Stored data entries
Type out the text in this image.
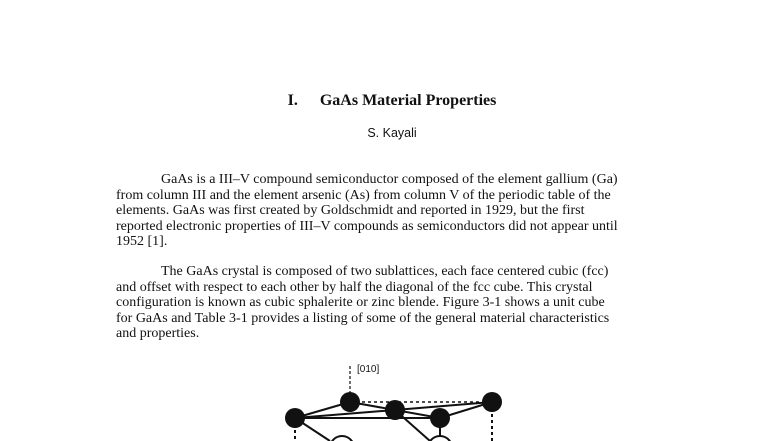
I. GaAs Material Properties
S. Kayali

GaAs is a III–V compound semiconductor composed of the element gallium (Ga)
from column III and the element arsenic (As) from column V of the periodic table of the
elements. GaAs was first created by Goldschmidt and reported in 1929, but the first
reported electronic properties of III–V compounds as semiconductors did not appear until
1952 [1].

The GaAs crystal is composed of two sublattices, each face centered cubic (fcc)
and offset with respect to each other by half the diagonal of the fcc cube. This crystal
configuration is known as cubic sphalerite or zinc blende. Figure 3-1 shows a unit cube
for GaAs and Table 3-1 provides a listing of some of the general material characteristics
and properties.

[010]
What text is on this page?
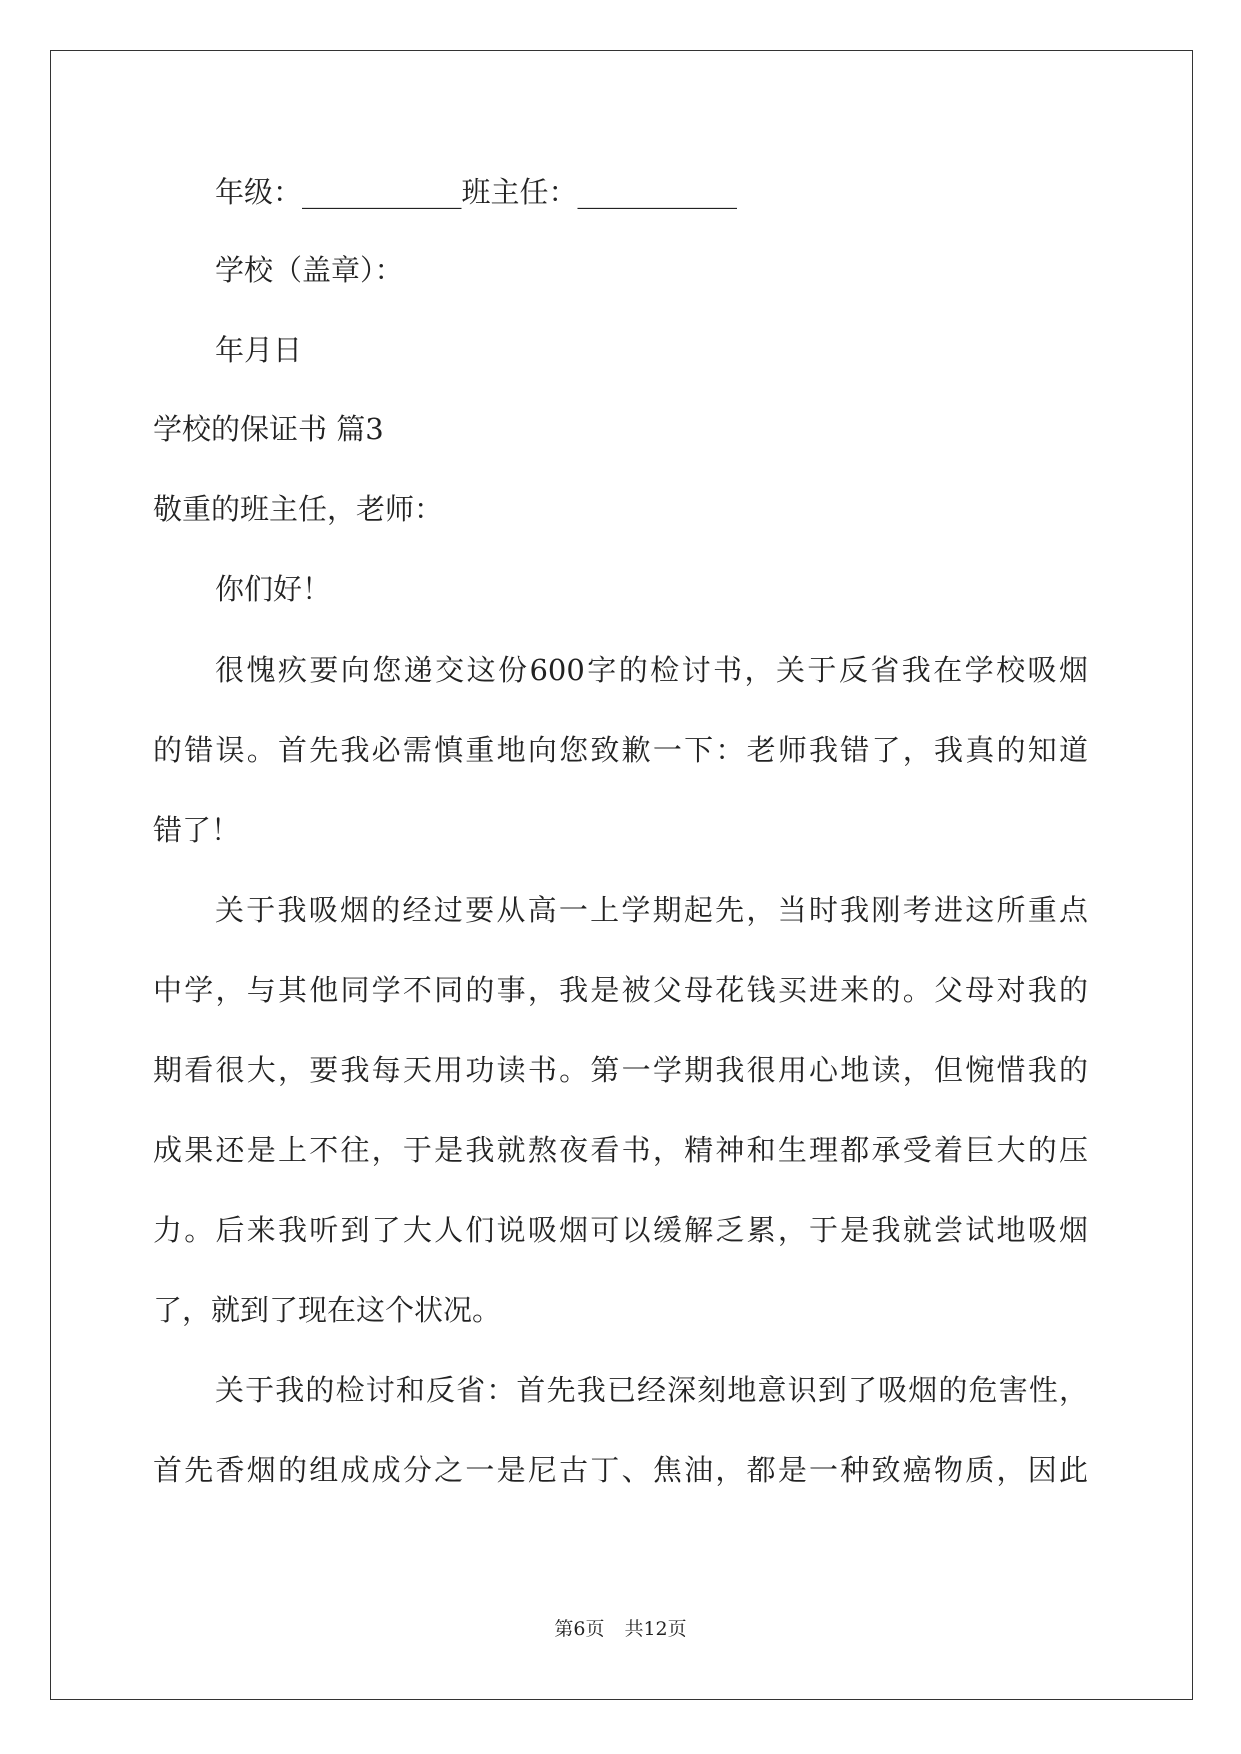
年级：___________班主任：___________
学校（盖章）：
年月日
学校的保证书 篇3
敬重的班主任，老师：
你们好！
很愧疚要向您递交这份600字的检讨书，关于反省我在学校吸烟
的错误。首先我必需慎重地向您致歉一下：老师我错了，我真的知道
错了！
关于我吸烟的经过要从高一上学期起先，当时我刚考进这所重点
中学，与其他同学不同的事，我是被父母花钱买进来的。父母对我的
期看很大，要我每天用功读书。第一学期我很用心地读，但惋惜我的
成果还是上不往，于是我就熬夜看书，精神和生理都承受着巨大的压
力。后来我听到了大人们说吸烟可以缓解乏累，于是我就尝试地吸烟
了，就到了现在这个状况。
关于我的检讨和反省：首先我已经深刻地意识到了吸烟的危害性，
首先香烟的组成成分之一是尼古丁、焦油，都是一种致癌物质，因此
第6页 共12页
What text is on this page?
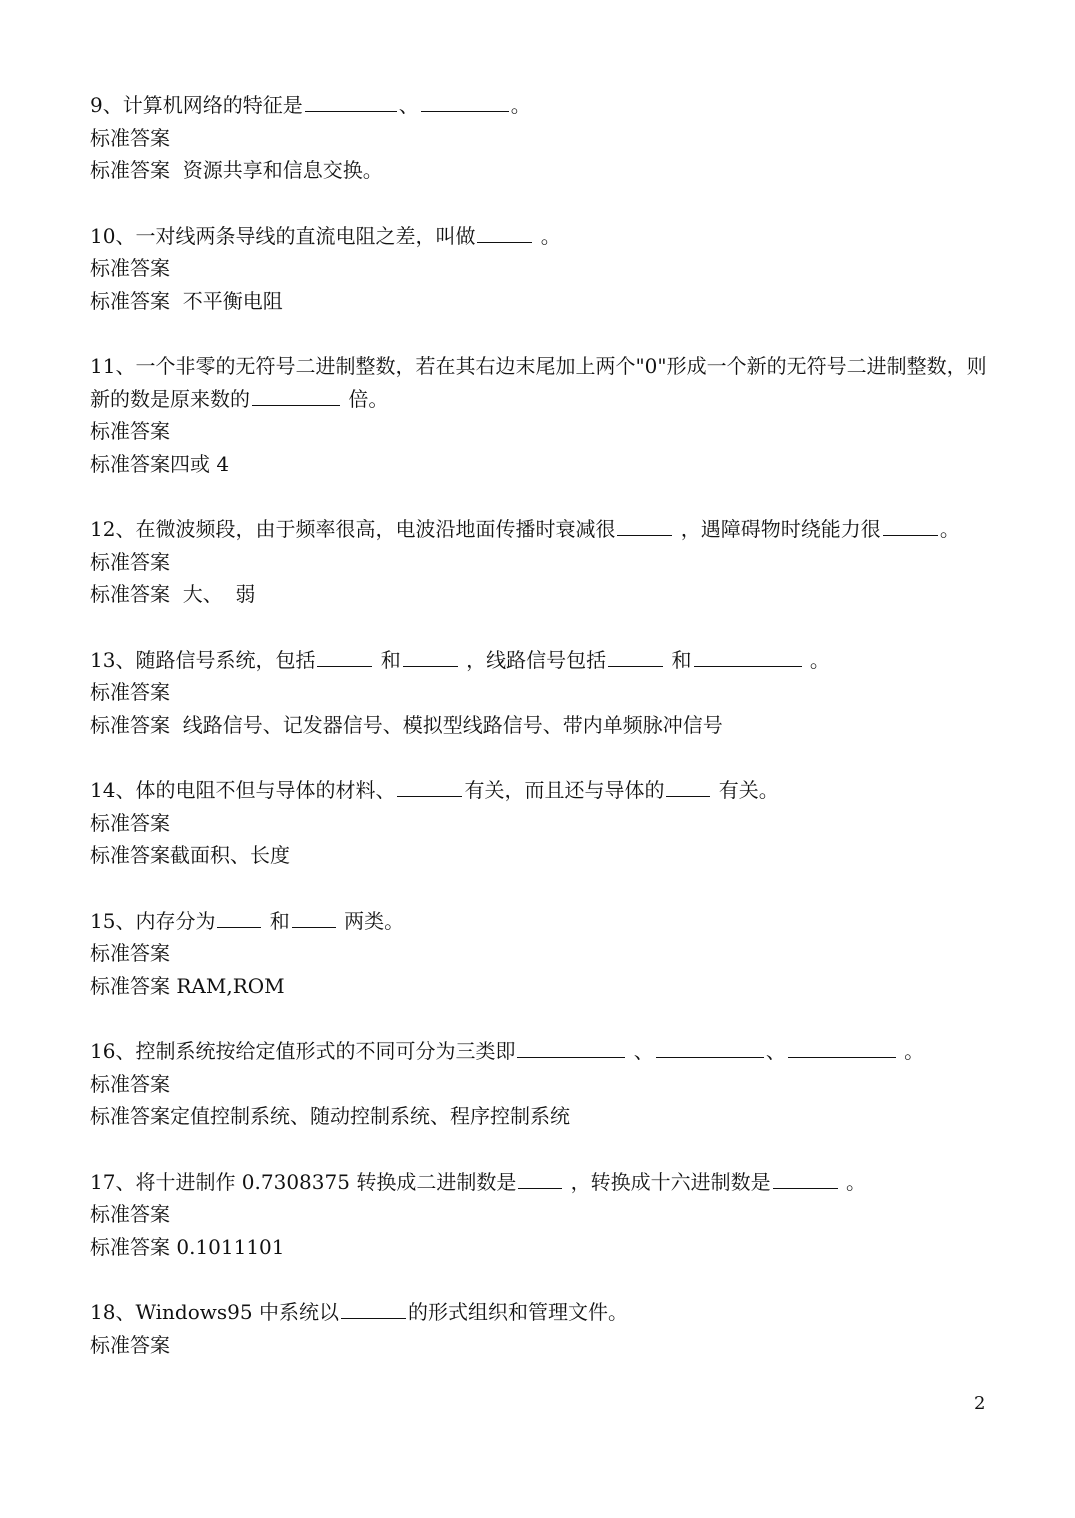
9、计算机网络的特征是	、	。
标准答案
标准答案  资源共享和信息交换。
10、一对线两条导线的直流电阻之差，叫做	。
标准答案
标准答案  不平衡电阻
11、一个非零的无符号二进制整数，若在其右边末尾加上两个"0"形成一个新的无符号二进制整数，则新的数是原来数的	倍。
标准答案
标准答案四或 4
12、在微波频段，由于频率很高，电波沿地面传播时衰减很	，遇障碍物时绕能力很	。
标准答案
标准答案  大、  弱
13、随路信号系统，包括	和	，线路信号包括	和	。
标准答案
标准答案  线路信号、记发器信号、模拟型线路信号、带内单频脉冲信号
14、体的电阻不但与导体的材料、	有关，而且还与导体的 有关。
标准答案
标准答案截面积、长度
15、内存分为 和 两类。
标准答案
标准答案 RAM,ROM
16、控制系统按给定值形式的不同可分为三类即	、	、	。
标准答案
标准答案定值控制系统、随动控制系统、程序控制系统
17、将十进制作 0.7308375 转换成二进制数是 ，转换成十六进制数是	。
标准答案
标准答案 0.1011101
18、Windows95 中系统以	的形式组织和管理文件。
标准答案
2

• To do: Output the entries above exactly, without their pictures.

• Response to this task:
Type out the text in this image.
I. GaAs Material Properties
S. Kayali

GaAs is a III–V compound semiconductor composed of the element gallium (Ga)
from column III and the element arsenic (As) from column V of the periodic table of the
elements. GaAs was first created by Goldschmidt and reported in 1929, but the first
reported electronic properties of III–V compounds as semiconductors did not appear until
1952 [1].

The GaAs crystal is composed of two sublattices, each face centered cubic (fcc)
and offset with respect to each other by half the diagonal of the fcc cube. This crystal
configuration is known as cubic sphalerite or zinc blende. Figure 3-1 shows a unit cube
for GaAs and Table 3-1 provides a listing of some of the general material characteristics
and properties.

[010]
What text is on this page?
年级：___________班主任：___________
学校（盖章）：
年月日
学校的保证书 篇3
敬重的班主任，老师：
你们好！
很愧疚要向您递交这份600字的检讨书，关于反省我在学校吸烟
的错误。首先我必需慎重地向您致歉一下：老师我错了，我真的知道
错了！
关于我吸烟的经过要从高一上学期起先，当时我刚考进这所重点
中学，与其他同学不同的事，我是被父母花钱买进来的。父母对我的
期看很大，要我每天用功读书。第一学期我很用心地读，但惋惜我的
成果还是上不往，于是我就熬夜看书，精神和生理都承受着巨大的压
力。后来我听到了大人们说吸烟可以缓解乏累，于是我就尝试地吸烟
了，就到了现在这个状况。
关于我的检讨和反省：首先我已经深刻地意识到了吸烟的危害性，
首先香烟的组成成分之一是尼古丁、焦油，都是一种致癌物质，因此
第6页 共12页
What text is on this page?
9、计算机网络的特征是	、	。
标准答案
标准答案  资源共享和信息交换。
10、一对线两条导线的直流电阻之差，叫做	。
标准答案
标准答案  不平衡电阻
11、一个非零的无符号二进制整数，若在其右边末尾加上两个"0"形成一个新的无符号二进制整数，则新的数是原来数的	倍。
标准答案
标准答案四或 4
12、在微波频段，由于频率很高，电波沿地面传播时衰减很	，遇障碍物时绕能力很	。
标准答案
标准答案  大、  弱
13、随路信号系统，包括	和	，线路信号包括	和	。
标准答案
标准答案  线路信号、记发器信号、模拟型线路信号、带内单频脉冲信号
14、体的电阻不但与导体的材料、	有关，而且还与导体的 有关。
标准答案
标准答案截面积、长度
15、内存分为 和 两类。
标准答案
标准答案 RAM,ROM
16、控制系统按给定值形式的不同可分为三类即	、	、	。
标准答案
标准答案定值控制系统、随动控制系统、程序控制系统
17、将十进制作 0.7308375 转换成二进制数是 ，转换成十六进制数是	。
标准答案
标准答案 0.1011101
18、Windows95 中系统以	的形式组织和管理文件。
标准答案
2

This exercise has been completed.